**EXERCISE BRIEF:** Can you write out all the lines word for word, with no pictures?

━━ TASK INPUT

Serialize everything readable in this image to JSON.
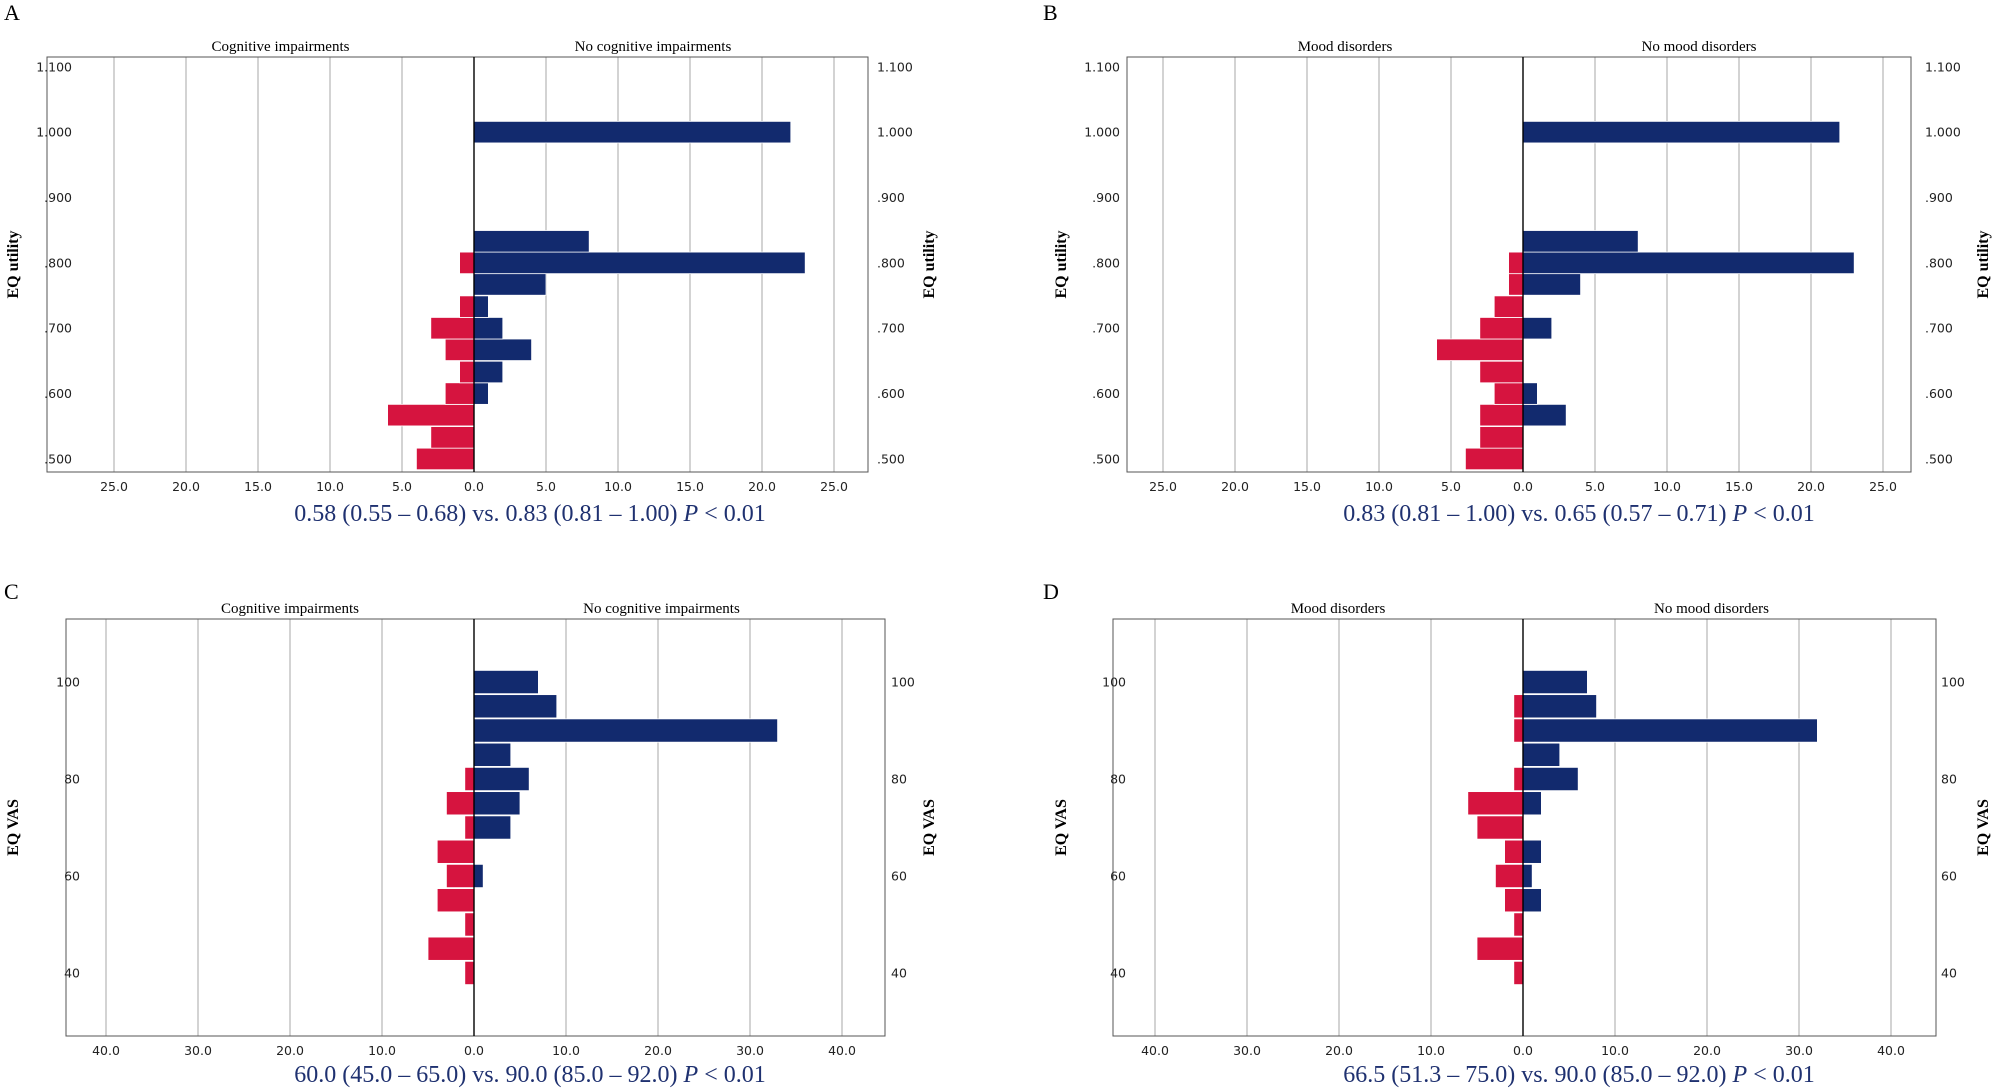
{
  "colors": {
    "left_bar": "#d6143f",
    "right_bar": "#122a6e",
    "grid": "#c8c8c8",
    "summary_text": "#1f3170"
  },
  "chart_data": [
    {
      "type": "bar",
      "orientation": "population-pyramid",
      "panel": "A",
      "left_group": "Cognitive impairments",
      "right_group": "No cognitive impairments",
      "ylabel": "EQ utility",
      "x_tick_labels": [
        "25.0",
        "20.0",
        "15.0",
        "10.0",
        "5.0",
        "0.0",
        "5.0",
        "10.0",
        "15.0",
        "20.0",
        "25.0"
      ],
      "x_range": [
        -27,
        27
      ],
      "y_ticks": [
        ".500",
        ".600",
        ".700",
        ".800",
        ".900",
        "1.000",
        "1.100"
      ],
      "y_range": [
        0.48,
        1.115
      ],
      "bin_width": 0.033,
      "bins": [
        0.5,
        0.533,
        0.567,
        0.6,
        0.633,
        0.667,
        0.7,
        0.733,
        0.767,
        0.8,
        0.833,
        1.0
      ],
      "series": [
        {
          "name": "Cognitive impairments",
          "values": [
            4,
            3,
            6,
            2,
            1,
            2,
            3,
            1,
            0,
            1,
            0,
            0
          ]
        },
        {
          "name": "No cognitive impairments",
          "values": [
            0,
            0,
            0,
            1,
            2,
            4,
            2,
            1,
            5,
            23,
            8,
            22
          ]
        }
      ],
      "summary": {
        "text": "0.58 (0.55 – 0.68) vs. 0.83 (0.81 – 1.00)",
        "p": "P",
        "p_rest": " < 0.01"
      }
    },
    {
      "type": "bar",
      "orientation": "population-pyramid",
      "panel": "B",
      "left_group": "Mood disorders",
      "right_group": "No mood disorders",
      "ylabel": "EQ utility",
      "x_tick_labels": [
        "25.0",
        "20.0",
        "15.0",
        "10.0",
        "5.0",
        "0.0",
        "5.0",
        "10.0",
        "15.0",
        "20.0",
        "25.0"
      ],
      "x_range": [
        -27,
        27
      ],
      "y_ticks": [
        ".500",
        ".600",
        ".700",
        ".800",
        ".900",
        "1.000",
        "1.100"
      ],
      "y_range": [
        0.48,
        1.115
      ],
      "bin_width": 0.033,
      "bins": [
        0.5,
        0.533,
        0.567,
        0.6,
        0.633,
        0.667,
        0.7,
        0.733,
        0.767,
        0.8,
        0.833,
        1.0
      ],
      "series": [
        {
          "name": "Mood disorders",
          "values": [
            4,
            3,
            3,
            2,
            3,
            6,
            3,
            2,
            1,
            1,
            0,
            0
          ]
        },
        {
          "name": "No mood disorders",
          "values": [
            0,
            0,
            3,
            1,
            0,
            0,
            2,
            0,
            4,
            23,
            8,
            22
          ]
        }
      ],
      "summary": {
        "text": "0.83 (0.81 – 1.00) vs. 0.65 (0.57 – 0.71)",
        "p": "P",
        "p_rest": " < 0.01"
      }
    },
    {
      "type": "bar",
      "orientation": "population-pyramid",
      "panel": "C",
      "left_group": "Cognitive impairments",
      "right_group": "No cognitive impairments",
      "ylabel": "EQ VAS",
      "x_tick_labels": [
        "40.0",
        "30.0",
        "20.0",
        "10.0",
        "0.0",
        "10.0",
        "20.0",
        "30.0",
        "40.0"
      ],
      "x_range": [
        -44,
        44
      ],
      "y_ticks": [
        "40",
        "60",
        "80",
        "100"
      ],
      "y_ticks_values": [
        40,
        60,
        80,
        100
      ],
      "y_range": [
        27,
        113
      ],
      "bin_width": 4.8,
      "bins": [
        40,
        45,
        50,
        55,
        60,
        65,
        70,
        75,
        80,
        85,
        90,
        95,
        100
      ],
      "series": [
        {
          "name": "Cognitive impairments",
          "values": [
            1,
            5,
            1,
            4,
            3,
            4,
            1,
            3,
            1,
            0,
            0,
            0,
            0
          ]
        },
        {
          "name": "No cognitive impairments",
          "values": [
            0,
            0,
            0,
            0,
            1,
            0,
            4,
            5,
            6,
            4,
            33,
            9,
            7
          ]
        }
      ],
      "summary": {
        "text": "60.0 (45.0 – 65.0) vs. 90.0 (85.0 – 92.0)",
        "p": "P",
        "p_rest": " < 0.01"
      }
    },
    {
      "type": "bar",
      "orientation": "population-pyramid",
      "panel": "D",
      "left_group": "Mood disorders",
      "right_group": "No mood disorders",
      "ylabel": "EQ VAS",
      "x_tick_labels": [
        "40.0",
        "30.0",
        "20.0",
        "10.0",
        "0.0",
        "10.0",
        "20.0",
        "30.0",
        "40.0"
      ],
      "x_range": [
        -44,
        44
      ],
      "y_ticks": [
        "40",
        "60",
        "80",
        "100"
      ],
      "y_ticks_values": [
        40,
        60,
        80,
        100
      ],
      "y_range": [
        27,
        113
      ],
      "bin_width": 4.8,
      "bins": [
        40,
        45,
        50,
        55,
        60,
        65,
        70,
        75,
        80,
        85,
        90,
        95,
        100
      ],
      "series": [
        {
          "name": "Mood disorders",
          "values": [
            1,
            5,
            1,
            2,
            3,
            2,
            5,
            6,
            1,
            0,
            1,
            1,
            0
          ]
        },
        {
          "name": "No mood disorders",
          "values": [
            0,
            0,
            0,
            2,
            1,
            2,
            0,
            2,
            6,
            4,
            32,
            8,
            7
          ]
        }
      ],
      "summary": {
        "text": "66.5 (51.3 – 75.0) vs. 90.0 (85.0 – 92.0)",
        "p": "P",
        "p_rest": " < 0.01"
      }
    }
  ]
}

━━━━

**SOLUTION FOR THIS PROBLEM:**
Serialize everything readable in this image to JSON.
{
  "colors": {
    "left_bar": "#d6143f",
    "right_bar": "#122a6e",
    "grid": "#c8c8c8",
    "summary_text": "#1f3170"
  },
  "chart_data": [
    {
      "type": "bar",
      "orientation": "population-pyramid",
      "panel": "A",
      "left_group": "Cognitive impairments",
      "right_group": "No cognitive impairments",
      "ylabel": "EQ utility",
      "x_tick_labels": [
        "25.0",
        "20.0",
        "15.0",
        "10.0",
        "5.0",
        "0.0",
        "5.0",
        "10.0",
        "15.0",
        "20.0",
        "25.0"
      ],
      "x_range": [
        -27,
        27
      ],
      "y_ticks": [
        ".500",
        ".600",
        ".700",
        ".800",
        ".900",
        "1.000",
        "1.100"
      ],
      "y_range": [
        0.48,
        1.115
      ],
      "bin_width": 0.033,
      "bins": [
        0.5,
        0.533,
        0.567,
        0.6,
        0.633,
        0.667,
        0.7,
        0.733,
        0.767,
        0.8,
        0.833,
        1.0
      ],
      "series": [
        {
          "name": "Cognitive impairments",
          "values": [
            4,
            3,
            6,
            2,
            1,
            2,
            3,
            1,
            0,
            1,
            0,
            0
          ]
        },
        {
          "name": "No cognitive impairments",
          "values": [
            0,
            0,
            0,
            1,
            2,
            4,
            2,
            1,
            5,
            23,
            8,
            22
          ]
        }
      ],
      "summary": {
        "text": "0.58 (0.55 – 0.68) vs. 0.83 (0.81 – 1.00)",
        "p": "P",
        "p_rest": " < 0.01"
      }
    },
    {
      "type": "bar",
      "orientation": "population-pyramid",
      "panel": "B",
      "left_group": "Mood disorders",
      "right_group": "No mood disorders",
      "ylabel": "EQ utility",
      "x_tick_labels": [
        "25.0",
        "20.0",
        "15.0",
        "10.0",
        "5.0",
        "0.0",
        "5.0",
        "10.0",
        "15.0",
        "20.0",
        "25.0"
      ],
      "x_range": [
        -27,
        27
      ],
      "y_ticks": [
        ".500",
        ".600",
        ".700",
        ".800",
        ".900",
        "1.000",
        "1.100"
      ],
      "y_range": [
        0.48,
        1.115
      ],
      "bin_width": 0.033,
      "bins": [
        0.5,
        0.533,
        0.567,
        0.6,
        0.633,
        0.667,
        0.7,
        0.733,
        0.767,
        0.8,
        0.833,
        1.0
      ],
      "series": [
        {
          "name": "Mood disorders",
          "values": [
            4,
            3,
            3,
            2,
            3,
            6,
            3,
            2,
            1,
            1,
            0,
            0
          ]
        },
        {
          "name": "No mood disorders",
          "values": [
            0,
            0,
            3,
            1,
            0,
            0,
            2,
            0,
            4,
            23,
            8,
            22
          ]
        }
      ],
      "summary": {
        "text": "0.83 (0.81 – 1.00) vs. 0.65 (0.57 – 0.71)",
        "p": "P",
        "p_rest": " < 0.01"
      }
    },
    {
      "type": "bar",
      "orientation": "population-pyramid",
      "panel": "C",
      "left_group": "Cognitive impairments",
      "right_group": "No cognitive impairments",
      "ylabel": "EQ VAS",
      "x_tick_labels": [
        "40.0",
        "30.0",
        "20.0",
        "10.0",
        "0.0",
        "10.0",
        "20.0",
        "30.0",
        "40.0"
      ],
      "x_range": [
        -44,
        44
      ],
      "y_ticks": [
        "40",
        "60",
        "80",
        "100"
      ],
      "y_ticks_values": [
        40,
        60,
        80,
        100
      ],
      "y_range": [
        27,
        113
      ],
      "bin_width": 4.8,
      "bins": [
        40,
        45,
        50,
        55,
        60,
        65,
        70,
        75,
        80,
        85,
        90,
        95,
        100
      ],
      "series": [
        {
          "name": "Cognitive impairments",
          "values": [
            1,
            5,
            1,
            4,
            3,
            4,
            1,
            3,
            1,
            0,
            0,
            0,
            0
          ]
        },
        {
          "name": "No cognitive impairments",
          "values": [
            0,
            0,
            0,
            0,
            1,
            0,
            4,
            5,
            6,
            4,
            33,
            9,
            7
          ]
        }
      ],
      "summary": {
        "text": "60.0 (45.0 – 65.0) vs. 90.0 (85.0 – 92.0)",
        "p": "P",
        "p_rest": " < 0.01"
      }
    },
    {
      "type": "bar",
      "orientation": "population-pyramid",
      "panel": "D",
      "left_group": "Mood disorders",
      "right_group": "No mood disorders",
      "ylabel": "EQ VAS",
      "x_tick_labels": [
        "40.0",
        "30.0",
        "20.0",
        "10.0",
        "0.0",
        "10.0",
        "20.0",
        "30.0",
        "40.0"
      ],
      "x_range": [
        -44,
        44
      ],
      "y_ticks": [
        "40",
        "60",
        "80",
        "100"
      ],
      "y_ticks_values": [
        40,
        60,
        80,
        100
      ],
      "y_range": [
        27,
        113
      ],
      "bin_width": 4.8,
      "bins": [
        40,
        45,
        50,
        55,
        60,
        65,
        70,
        75,
        80,
        85,
        90,
        95,
        100
      ],
      "series": [
        {
          "name": "Mood disorders",
          "values": [
            1,
            5,
            1,
            2,
            3,
            2,
            5,
            6,
            1,
            0,
            1,
            1,
            0
          ]
        },
        {
          "name": "No mood disorders",
          "values": [
            0,
            0,
            0,
            2,
            1,
            2,
            0,
            2,
            6,
            4,
            32,
            8,
            7
          ]
        }
      ],
      "summary": {
        "text": "66.5 (51.3 – 75.0) vs. 90.0 (85.0 – 92.0)",
        "p": "P",
        "p_rest": " < 0.01"
      }
    }
  ]
}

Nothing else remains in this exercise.